What you should do :: Go through the lines below and copy each one that holds the string "marker".

Supplied records ::

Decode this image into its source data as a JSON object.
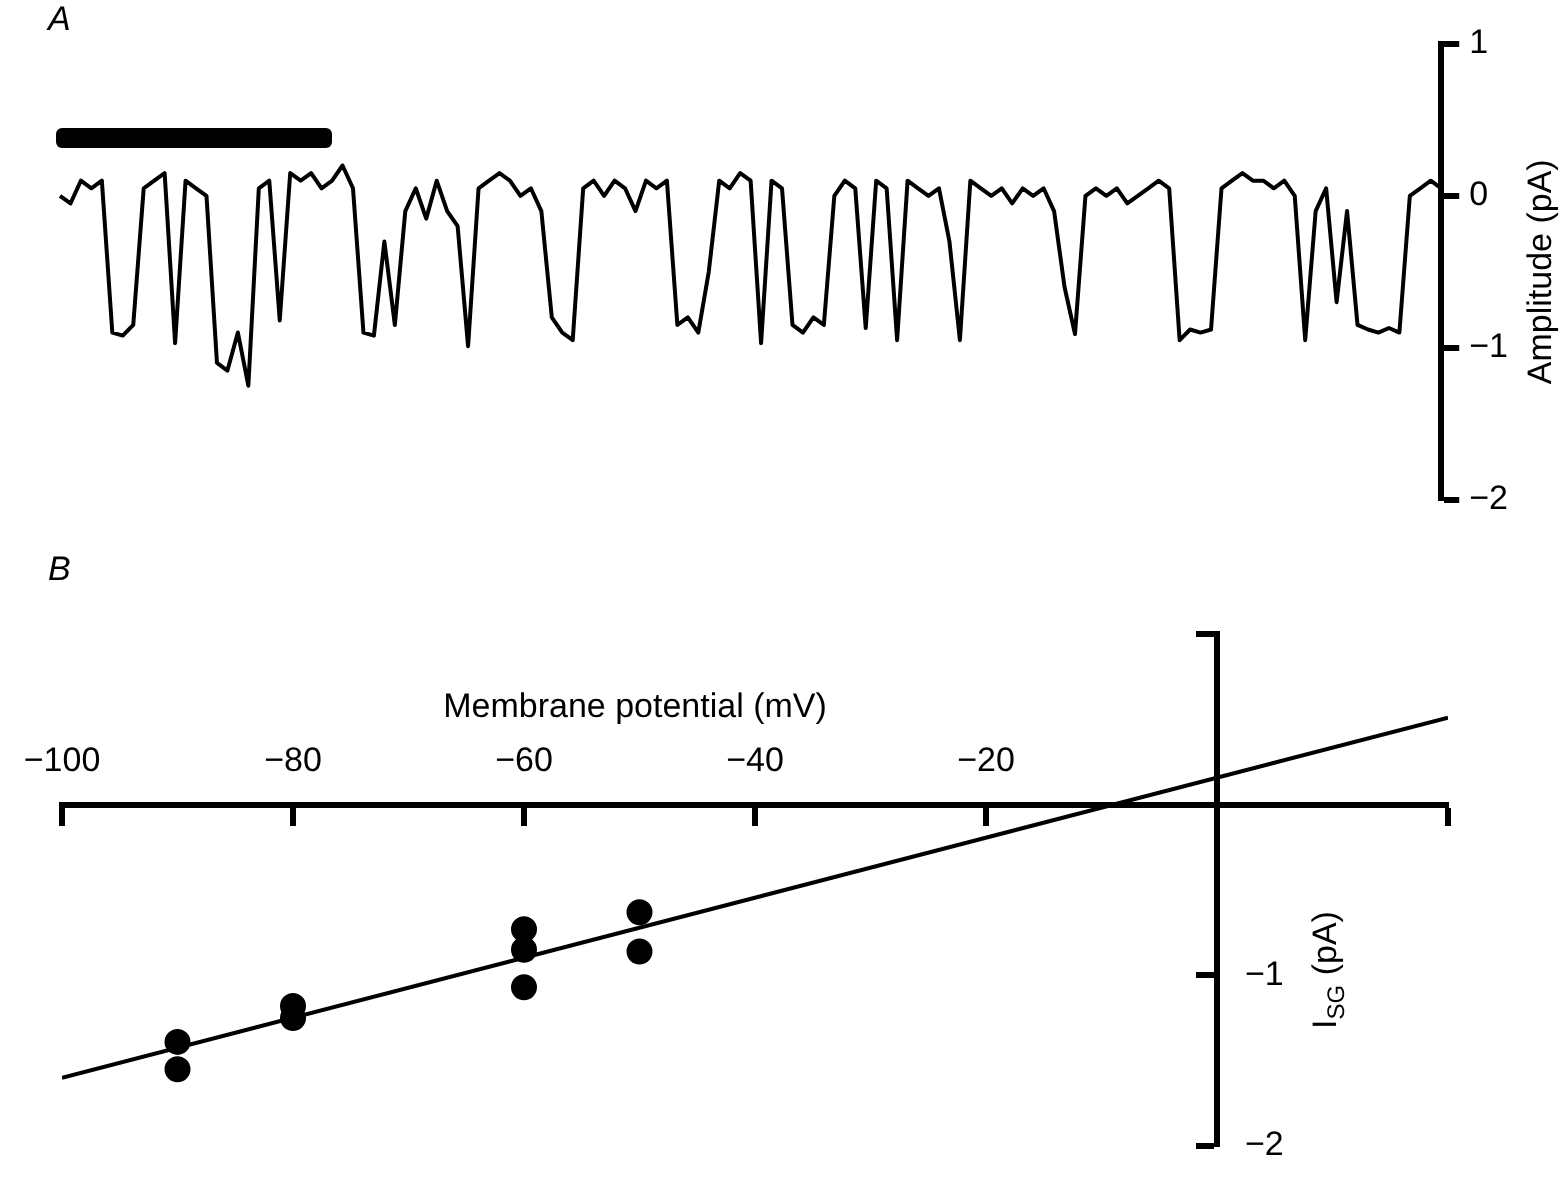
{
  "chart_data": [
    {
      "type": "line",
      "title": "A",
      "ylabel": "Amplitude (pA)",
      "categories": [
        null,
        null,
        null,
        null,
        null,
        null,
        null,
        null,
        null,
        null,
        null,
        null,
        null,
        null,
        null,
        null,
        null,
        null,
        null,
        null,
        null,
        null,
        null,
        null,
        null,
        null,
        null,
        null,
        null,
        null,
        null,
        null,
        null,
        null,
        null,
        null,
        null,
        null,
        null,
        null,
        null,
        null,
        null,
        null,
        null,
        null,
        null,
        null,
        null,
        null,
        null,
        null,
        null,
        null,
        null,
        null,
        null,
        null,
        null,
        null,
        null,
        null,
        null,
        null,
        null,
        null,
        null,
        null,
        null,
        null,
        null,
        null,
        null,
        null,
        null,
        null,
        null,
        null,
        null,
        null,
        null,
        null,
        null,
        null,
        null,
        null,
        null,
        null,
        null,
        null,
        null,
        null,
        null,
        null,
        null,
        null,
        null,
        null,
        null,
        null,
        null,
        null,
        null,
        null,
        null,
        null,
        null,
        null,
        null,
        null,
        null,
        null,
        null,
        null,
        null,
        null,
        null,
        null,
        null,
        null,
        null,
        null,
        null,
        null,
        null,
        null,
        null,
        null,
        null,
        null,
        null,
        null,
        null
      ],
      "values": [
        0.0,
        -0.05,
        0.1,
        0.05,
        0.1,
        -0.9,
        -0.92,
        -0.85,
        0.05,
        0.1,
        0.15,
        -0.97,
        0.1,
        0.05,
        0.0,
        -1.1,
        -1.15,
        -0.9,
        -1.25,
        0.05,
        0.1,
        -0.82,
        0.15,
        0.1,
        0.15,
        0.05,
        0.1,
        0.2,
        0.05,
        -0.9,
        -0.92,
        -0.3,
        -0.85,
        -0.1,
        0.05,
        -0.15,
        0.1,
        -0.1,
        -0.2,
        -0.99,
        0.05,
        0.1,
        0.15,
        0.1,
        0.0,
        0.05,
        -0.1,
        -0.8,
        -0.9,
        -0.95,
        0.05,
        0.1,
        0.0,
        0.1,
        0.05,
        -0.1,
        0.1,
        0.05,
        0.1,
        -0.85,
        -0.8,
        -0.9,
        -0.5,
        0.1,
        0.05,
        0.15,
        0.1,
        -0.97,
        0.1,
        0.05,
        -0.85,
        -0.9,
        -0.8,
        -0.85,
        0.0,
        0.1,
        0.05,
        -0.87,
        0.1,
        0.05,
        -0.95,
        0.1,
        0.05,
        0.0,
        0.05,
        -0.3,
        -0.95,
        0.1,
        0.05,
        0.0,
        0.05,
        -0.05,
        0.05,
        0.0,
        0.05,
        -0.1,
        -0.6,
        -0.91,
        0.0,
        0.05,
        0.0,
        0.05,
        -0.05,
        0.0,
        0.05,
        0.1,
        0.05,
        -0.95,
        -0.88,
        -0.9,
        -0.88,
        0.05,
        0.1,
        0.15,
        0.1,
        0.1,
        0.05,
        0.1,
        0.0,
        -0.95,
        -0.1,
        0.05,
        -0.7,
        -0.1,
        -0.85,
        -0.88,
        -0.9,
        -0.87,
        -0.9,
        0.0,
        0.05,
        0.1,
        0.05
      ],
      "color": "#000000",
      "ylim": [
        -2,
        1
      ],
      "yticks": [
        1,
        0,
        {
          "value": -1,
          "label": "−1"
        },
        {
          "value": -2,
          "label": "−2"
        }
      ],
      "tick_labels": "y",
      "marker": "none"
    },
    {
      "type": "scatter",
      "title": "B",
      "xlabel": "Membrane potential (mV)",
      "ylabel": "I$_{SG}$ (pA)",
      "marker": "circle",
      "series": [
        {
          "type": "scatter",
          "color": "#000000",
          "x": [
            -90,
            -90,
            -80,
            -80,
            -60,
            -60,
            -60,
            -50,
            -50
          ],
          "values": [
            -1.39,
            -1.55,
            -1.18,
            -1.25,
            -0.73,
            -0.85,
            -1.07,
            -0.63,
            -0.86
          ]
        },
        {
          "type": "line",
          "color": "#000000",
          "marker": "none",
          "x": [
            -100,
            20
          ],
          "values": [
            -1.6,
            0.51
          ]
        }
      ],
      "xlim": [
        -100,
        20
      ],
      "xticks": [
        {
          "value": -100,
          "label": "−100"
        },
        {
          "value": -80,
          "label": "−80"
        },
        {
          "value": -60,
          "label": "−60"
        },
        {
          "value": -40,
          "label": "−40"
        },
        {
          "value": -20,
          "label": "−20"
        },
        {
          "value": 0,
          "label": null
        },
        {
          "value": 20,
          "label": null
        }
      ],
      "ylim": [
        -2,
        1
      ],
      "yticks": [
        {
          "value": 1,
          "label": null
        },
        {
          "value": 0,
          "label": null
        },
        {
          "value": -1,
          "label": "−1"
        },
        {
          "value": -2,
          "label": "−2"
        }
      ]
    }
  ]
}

Task result ::
      "marker": "none"
      "marker": "circle",
          "marker": "none",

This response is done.